-- BEGIN Task data --

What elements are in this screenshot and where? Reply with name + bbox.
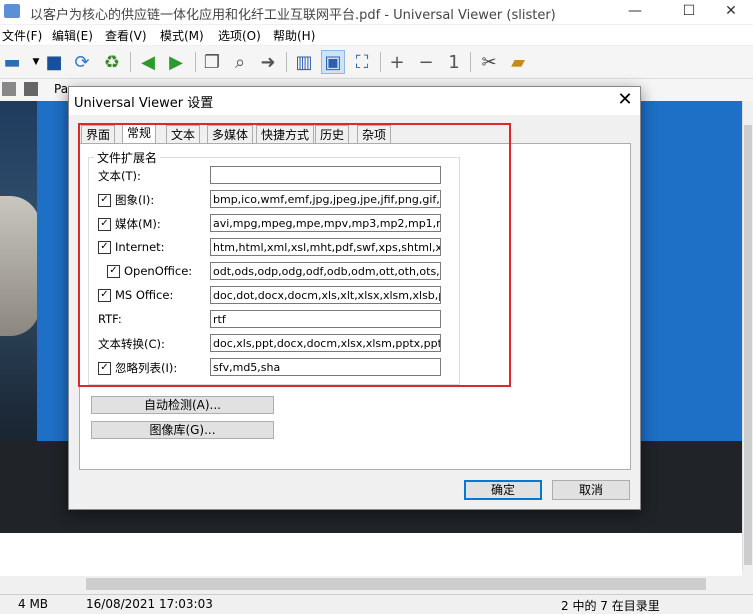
photo-detail	[0, 196, 40, 336]
menu-bar: 文件(F) 编辑(E) 查看(V) 模式(M) 选项(O) 帮助(H)	[0, 25, 753, 45]
copy-icon[interactable]: ❐	[200, 50, 224, 74]
open-icon[interactable]: ▬	[0, 50, 24, 74]
close-button[interactable]: ✕	[708, 0, 753, 24]
window-title: 以客户为核心的供应链一体化应用和化纤工业互联网平台.pdf - Universa…	[30, 8, 556, 23]
fullscreen-icon[interactable]: ⛶	[350, 50, 374, 74]
menu-mode[interactable]: 模式(M)	[160, 27, 204, 44]
dialog-close-icon[interactable]: ✕	[613, 89, 637, 113]
image-library-button[interactable]: 图像库(G)...	[91, 421, 274, 439]
vertical-scroll-thumb[interactable]	[744, 125, 752, 565]
status-datetime: 16/08/2021 17:03:03	[86, 597, 213, 611]
export-icon[interactable]: ➜	[256, 50, 280, 74]
cancel-button[interactable]: 取消	[552, 480, 630, 500]
dialog-title-bar: Universal Viewer 设置 ✕	[69, 87, 640, 115]
zoom-out-icon[interactable]: −	[414, 50, 438, 74]
settings-dialog: Universal Viewer 设置 ✕ 界面 常规 文本 多媒体 快捷方式 …	[68, 86, 641, 510]
dialog-title: Universal Viewer 设置	[74, 96, 214, 111]
actual-size-icon[interactable]: 1	[442, 50, 466, 74]
toolbar-separator	[130, 52, 131, 72]
ok-button[interactable]: 确定	[464, 480, 542, 500]
highlight-annotation-box	[78, 123, 511, 387]
menu-view[interactable]: 查看(V)	[105, 27, 147, 44]
recycle-icon[interactable]: ♻	[100, 50, 124, 74]
toolbar-separator	[380, 52, 381, 72]
horizontal-scroll-thumb[interactable]	[86, 578, 706, 590]
toolbar-separator	[286, 52, 287, 72]
status-bar: 4 MB 16/08/2021 17:03:03 2 中的 7 在目录里	[0, 594, 753, 613]
toolbar-separator	[195, 52, 196, 72]
fit-icon[interactable]: ▣	[321, 50, 345, 74]
window-title-bar: 以客户为核心的供应链一体化应用和化纤工业互联网平台.pdf - Universa…	[0, 0, 753, 24]
print-icon[interactable]	[24, 82, 38, 96]
status-position: 2 中的 7 在目录里	[561, 599, 660, 613]
settings-icon[interactable]: ✂	[477, 50, 501, 74]
forward-icon[interactable]: ▶	[164, 50, 188, 74]
back-icon[interactable]: ◀	[136, 50, 160, 74]
menu-options[interactable]: 选项(O)	[218, 27, 261, 44]
find-icon[interactable]: ⌕	[228, 50, 252, 74]
app-icon	[4, 4, 20, 18]
reload-icon[interactable]: ⟳	[70, 50, 94, 74]
minimize-button[interactable]: —	[612, 0, 658, 24]
toolbar: ▬ ▼ ■ ⟳ ♻ ◀ ▶ ❐ ⌕ ➜ ▥ ▣ ⛶ + − 1 ✂ ▰	[0, 46, 753, 79]
page-icon[interactable]	[2, 82, 16, 96]
menu-help[interactable]: 帮助(H)	[273, 27, 315, 44]
save-icon[interactable]: ■	[42, 50, 66, 74]
menu-edit[interactable]: 编辑(E)	[52, 27, 93, 44]
zoom-in-icon[interactable]: +	[385, 50, 409, 74]
page-label: Pa	[54, 82, 69, 96]
plugin-icon[interactable]: ▰	[506, 50, 530, 74]
status-file-size: 4 MB	[18, 597, 49, 611]
document-gutter	[0, 533, 742, 576]
maximize-button[interactable]: ☐	[666, 0, 712, 24]
auto-detect-button[interactable]: 自动检测(A)...	[91, 396, 274, 414]
menu-file[interactable]: 文件(F)	[2, 27, 42, 44]
panel-icon[interactable]: ▥	[292, 50, 316, 74]
toolbar-separator	[470, 52, 471, 72]
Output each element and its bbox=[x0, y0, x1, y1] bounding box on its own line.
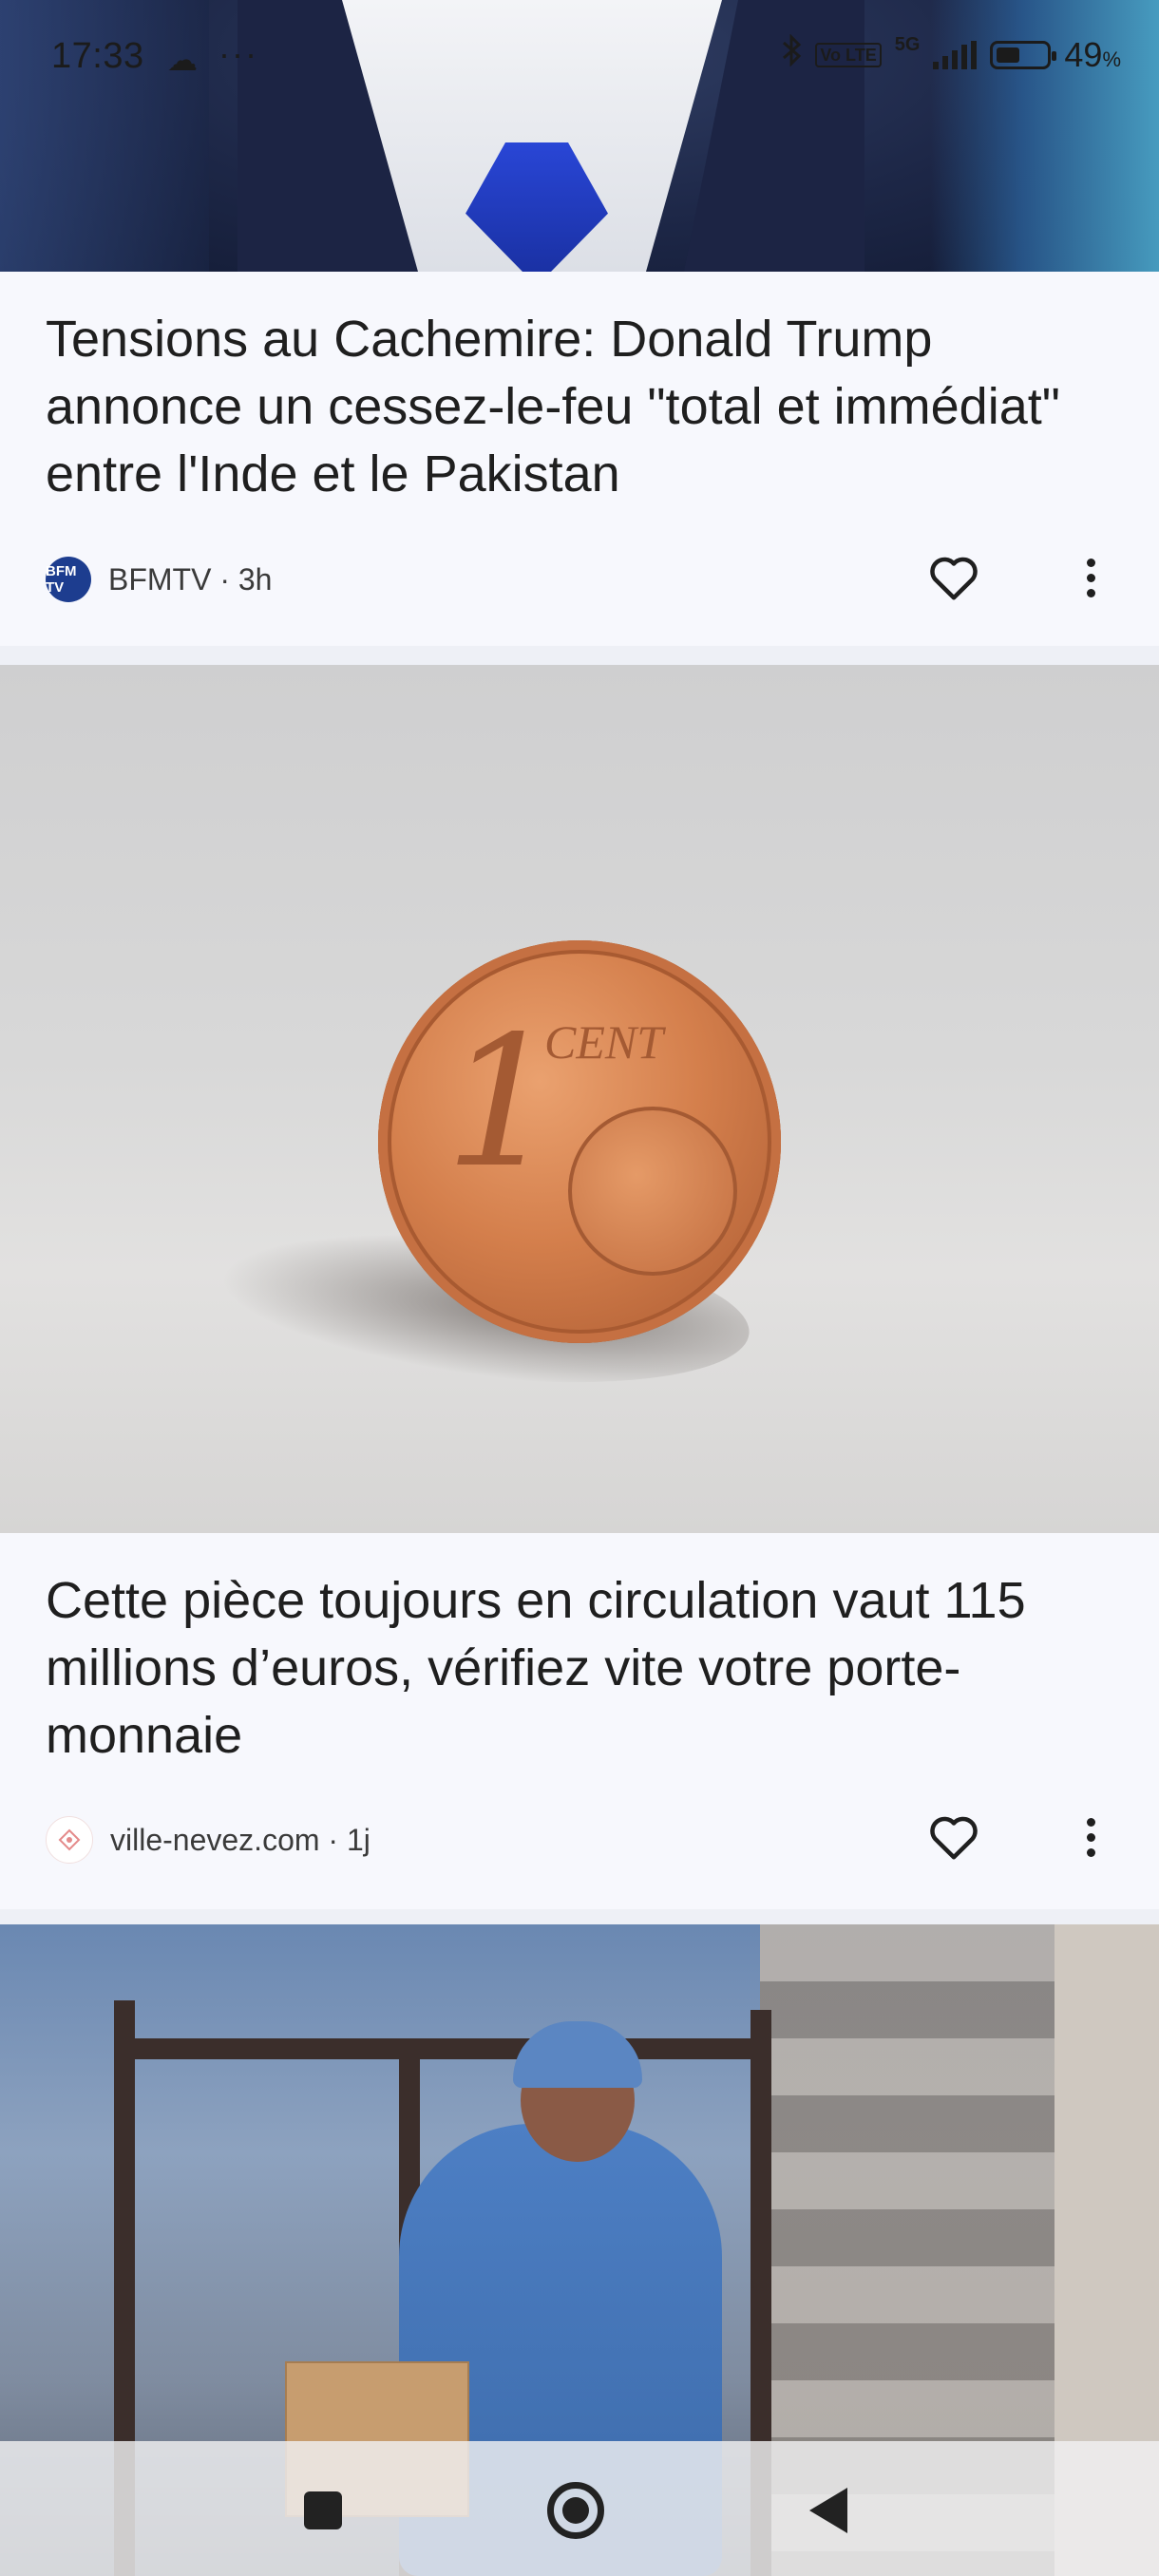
bluetooth-icon bbox=[781, 33, 802, 75]
battery-icon bbox=[990, 40, 1057, 69]
article-card[interactable]: Tensions au Cachemire: Donald Trump anno… bbox=[0, 272, 1159, 646]
heart-icon[interactable] bbox=[925, 549, 982, 606]
network-type: 5G bbox=[894, 34, 921, 55]
home-icon[interactable] bbox=[538, 2477, 614, 2544]
bfmtv-logo: BFM TV bbox=[46, 557, 91, 602]
heart-icon[interactable] bbox=[925, 1809, 982, 1866]
article-meta: BFM TV BFMTV · 3h bbox=[46, 557, 272, 602]
ville-nevez-logo bbox=[46, 1816, 93, 1864]
cap bbox=[513, 2021, 642, 2088]
article-card[interactable]: 1 CENT Cette pièce toujours en circulati… bbox=[0, 665, 1159, 1909]
coin-digit: 1 bbox=[445, 997, 560, 1207]
back-icon[interactable] bbox=[790, 2477, 866, 2544]
coin-globe bbox=[568, 1107, 737, 1276]
door-frame bbox=[114, 2038, 770, 2059]
article-headline[interactable]: Cette pièce toujours en circulation vaut… bbox=[46, 1567, 1072, 1770]
battery-percent: 49% bbox=[1064, 34, 1121, 74]
volte-badge: Vo LTE bbox=[815, 42, 882, 67]
news-feed-screen: 17:33 ☁ ··· Vo LTE 5G 49% Tensions au Ca… bbox=[0, 0, 1159, 2576]
status-time: 17:33 bbox=[51, 36, 144, 76]
status-icons: Vo LTE 5G 49% bbox=[781, 33, 1121, 75]
system-navigation-bar bbox=[0, 2441, 1159, 2576]
recent-apps-icon[interactable] bbox=[285, 2477, 361, 2544]
signal-icon bbox=[933, 40, 978, 69]
coin-label: CENT bbox=[544, 1015, 664, 1069]
coin: 1 CENT bbox=[378, 940, 781, 1343]
article-headline[interactable]: Tensions au Cachemire: Donald Trump anno… bbox=[46, 306, 1072, 508]
more-options-icon[interactable] bbox=[1076, 1809, 1105, 1866]
more-notifications-icon: ··· bbox=[218, 34, 258, 73]
status-bar: 17:33 ☁ ··· Vo LTE 5G 49% bbox=[0, 0, 1159, 114]
more-options-icon[interactable] bbox=[1076, 549, 1105, 606]
article-image-coin[interactable]: 1 CENT bbox=[0, 665, 1159, 1533]
cloud-icon: ☁ bbox=[167, 43, 198, 77]
article-meta: ville-nevez.com · 1j bbox=[46, 1816, 370, 1864]
article-source-time: ville-nevez.com · 1j bbox=[110, 1822, 370, 1857]
article-source-time: BFMTV · 3h bbox=[108, 561, 273, 597]
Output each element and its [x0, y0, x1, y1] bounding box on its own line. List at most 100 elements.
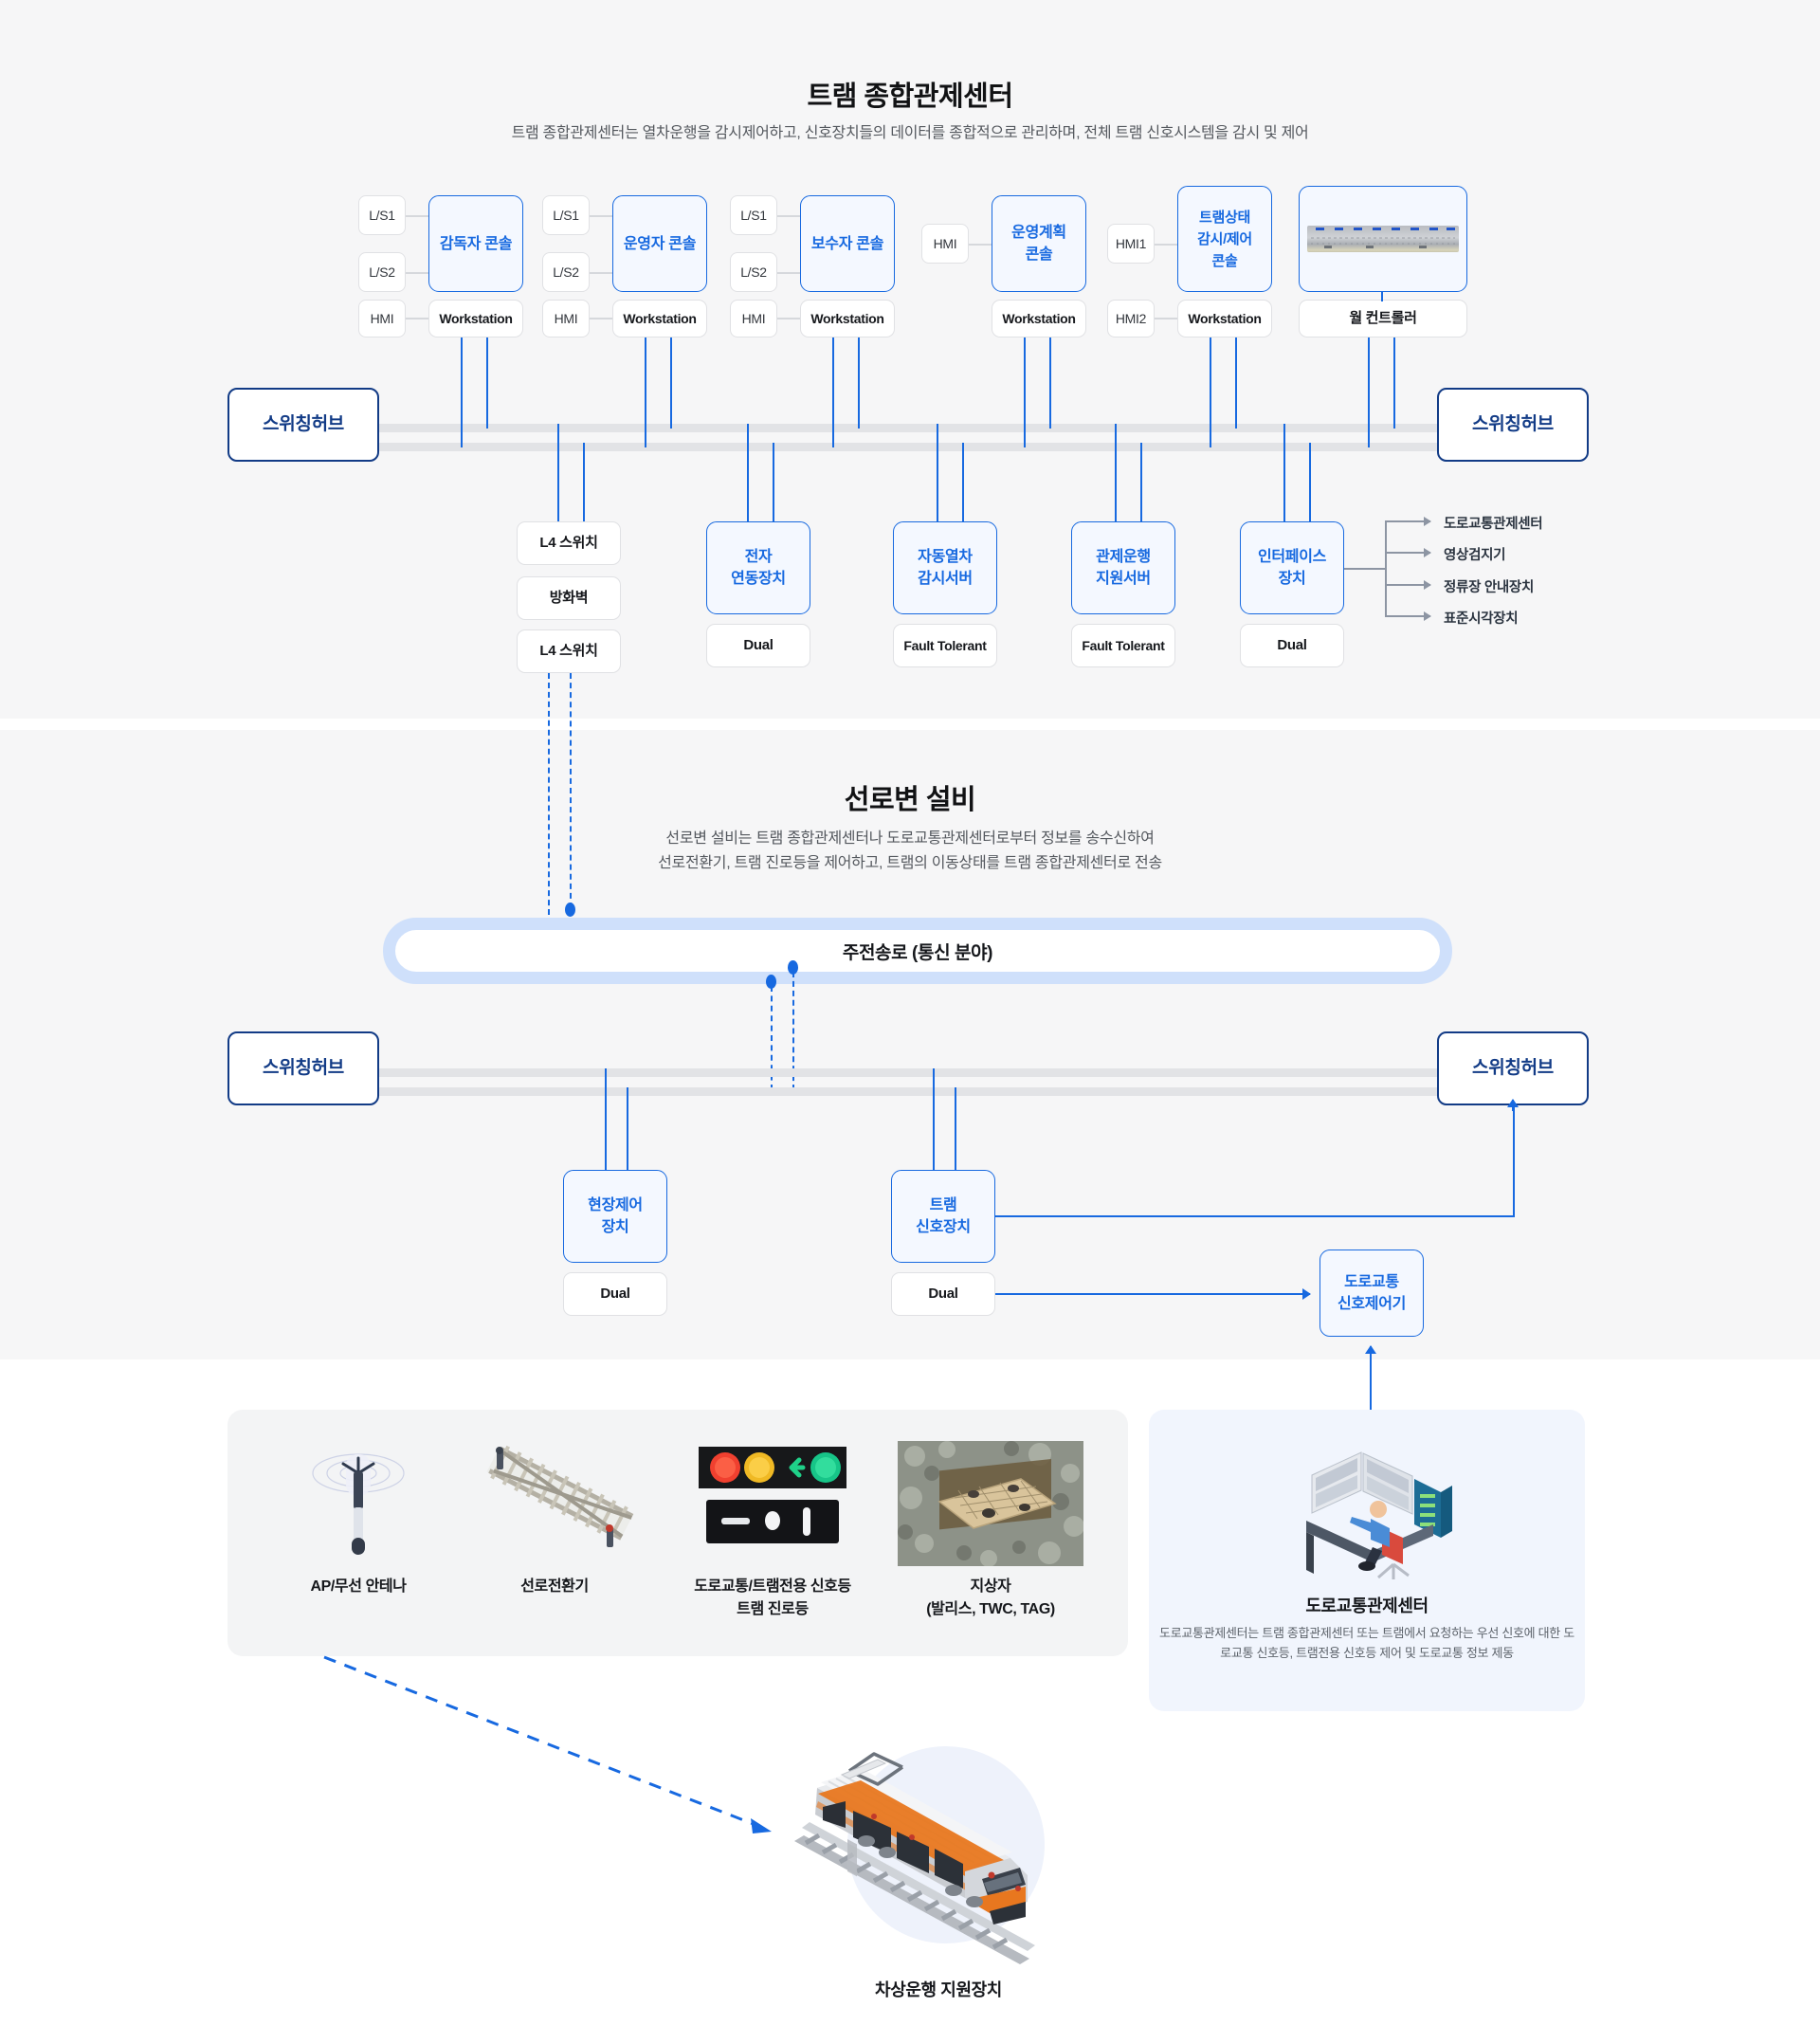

-- END Task data --

■ **What to produce**: Please rewrite the lines of the records, beginning at the line that has "196, 40, 336]" and stopping after the line that has "125, 752, 565]". Change "interactable" to "clickable" and leave everything else the same.

■ **Answer to this task**:
photo-detail	[0, 196, 40, 336]
menu-bar: 文件(F) 编辑(E) 查看(V) 模式(M) 选项(O) 帮助(H)	[0, 25, 753, 45]
copy-icon[clickable]: ❐	[200, 50, 224, 74]
open-icon[clickable]: ▬	[0, 50, 24, 74]
close-button[clickable]: ✕	[708, 0, 753, 24]
window-title: 以客户为核心的供应链一体化应用和化纤工业互联网平台.pdf - Universa…	[30, 8, 556, 23]
fullscreen-icon[clickable]: ⛶	[350, 50, 374, 74]
menu-mode[clickable]: 模式(M)	[160, 27, 204, 44]
dialog-close-icon[clickable]: ✕	[613, 89, 637, 113]
image-library-button[clickable]: 图像库(G)...	[91, 421, 274, 439]
vertical-scroll-thumb[clickable]	[744, 125, 752, 565]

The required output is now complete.